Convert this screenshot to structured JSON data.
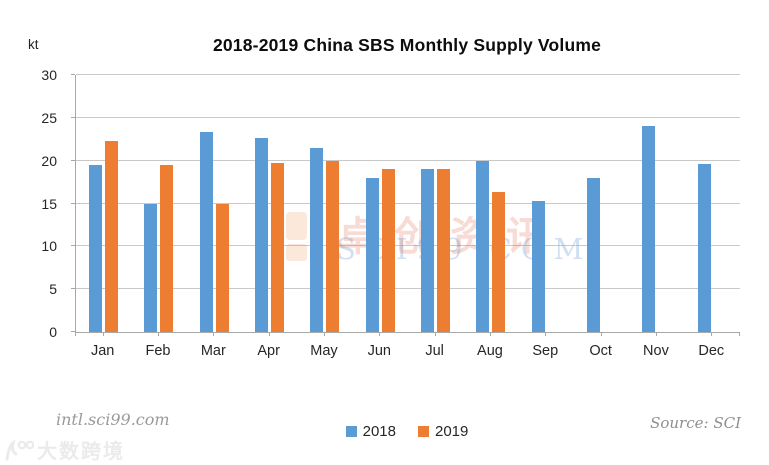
{
  "title": "2018-2019 China SBS Monthly Supply Volume",
  "chart_data": {
    "type": "bar",
    "title": "2018-2019 China SBS Monthly Supply Volume",
    "xlabel": "",
    "ylabel": "kt",
    "categories": [
      "Jan",
      "Feb",
      "Mar",
      "Apr",
      "May",
      "Jun",
      "Jul",
      "Aug",
      "Sep",
      "Oct",
      "Nov",
      "Dec"
    ],
    "series": [
      {
        "name": "2018",
        "color": "#5B9BD5",
        "values": [
          19.5,
          15,
          23.4,
          22.6,
          21.5,
          18,
          19,
          20,
          15.3,
          18,
          24,
          19.6
        ]
      },
      {
        "name": "2019",
        "color": "#ED7D31",
        "values": [
          22.3,
          19.5,
          15,
          19.7,
          20,
          19,
          19,
          16.3,
          null,
          null,
          null,
          null
        ]
      }
    ],
    "ylim": [
      0,
      30
    ],
    "ytick_step": 5,
    "grid": true,
    "legend_position": "bottom"
  },
  "footer": {
    "website": "intl.sci99.com",
    "source": "Source: SCI"
  },
  "watermarks": {
    "center_cn": "卓创资讯",
    "center_en": "SCI99 COM",
    "corner": "大数跨境"
  }
}
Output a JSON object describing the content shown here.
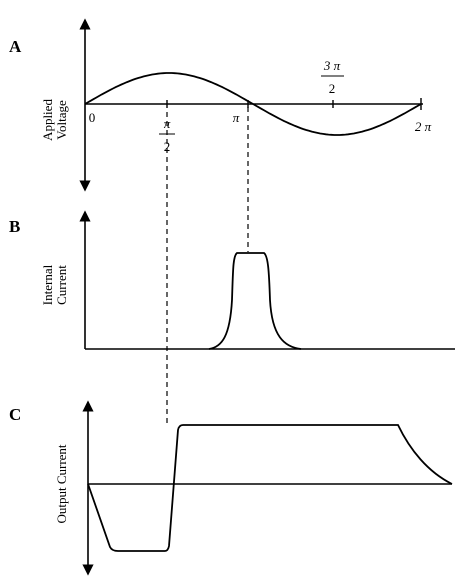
{
  "panels": {
    "a": {
      "letter": "A",
      "axis_title_line1": "Applied",
      "axis_title_line2": "Voltage"
    },
    "b": {
      "letter": "B",
      "axis_title_line1": "Internal",
      "axis_title_line2": "Current"
    },
    "c": {
      "letter": "C",
      "axis_title": "Output Current"
    }
  },
  "ticks": {
    "zero": "0",
    "half_pi_num": "π",
    "half_pi_den": "2",
    "pi": "π",
    "three_half_pi_num": "3 π",
    "three_half_pi_den": "2",
    "two_pi": "2 π"
  }
}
◇ ◇ ◇
Take each line containing the string "Current" and copy it out.

      "axis_title_line2": "Current"
      "axis_title": "Output Current"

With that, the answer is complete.